▶ [PASSAGE PROVIDED]:
::::

Mimic 3 High Quality

darkfiberiru · August 31, 2022, 3:43pm

So all the mimic 3 models are listed as low quality? Does this indicate Medium/high or even ultra quality models are a possibility today?

I’m both curious about quality of these models and real time factor on different hardware. Obviously low quality on pi4 is .5 so I assume we can’t go much higher. But different use cases may allow different hardware.

synesthesiam · September 6, 2022, 3:15pm

Yes! There are quite a few hyperparameters that can be tuned on the VITS model. VITS is a combination of GlowTTS and HiFi-GAN, so Mimic 3’s current notion of “low” and “high” quality currently map to the v3 and v1 Hifi-GAN configs.

However, there are other parameters that also influence quality and real-time factor. I’m investigating the effects of changing the following parameters right now:

Audio sample rate (currently 22050 Hz, testing 16000 Hz)

::::

▶ [SUPPLIED DATA]:

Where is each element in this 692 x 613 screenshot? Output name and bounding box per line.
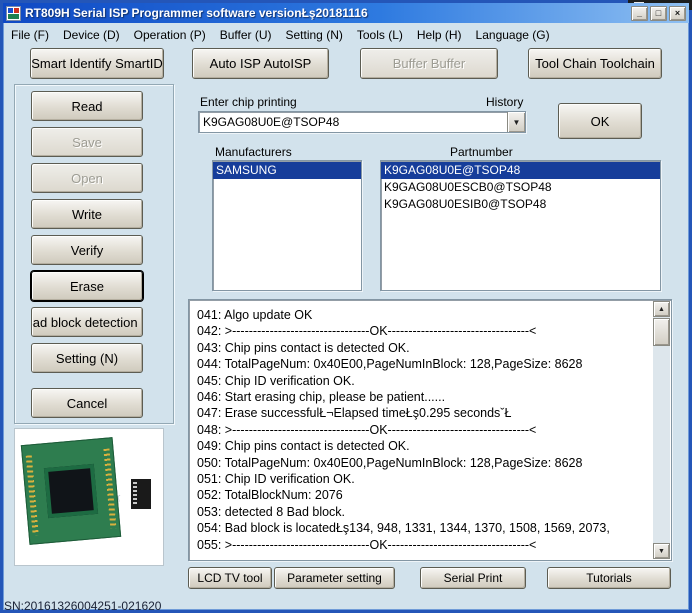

::::

▶ [PROBLEM DETAILS]:
Write out the passage of the Mimic 3 quality thread above from "I’m both curious" up to and including "v1 Hifi-GAN configs.".

▶ [THE OUTPUT]:
I’m both curious about quality of these models and real time factor on different hardware. Obviously low quality on pi4 is .5 so I assume we can’t go much higher. But different use cases may allow different hardware.

synesthesiam · September 6, 2022, 3:15pm

Yes! There are quite a few hyperparameters that can be tuned on the VITS model. VITS is a combination of GlowTTS and HiFi-GAN, so Mimic 3’s current notion of “low” and “high” quality currently map to the v3 and v1 Hifi-GAN configs.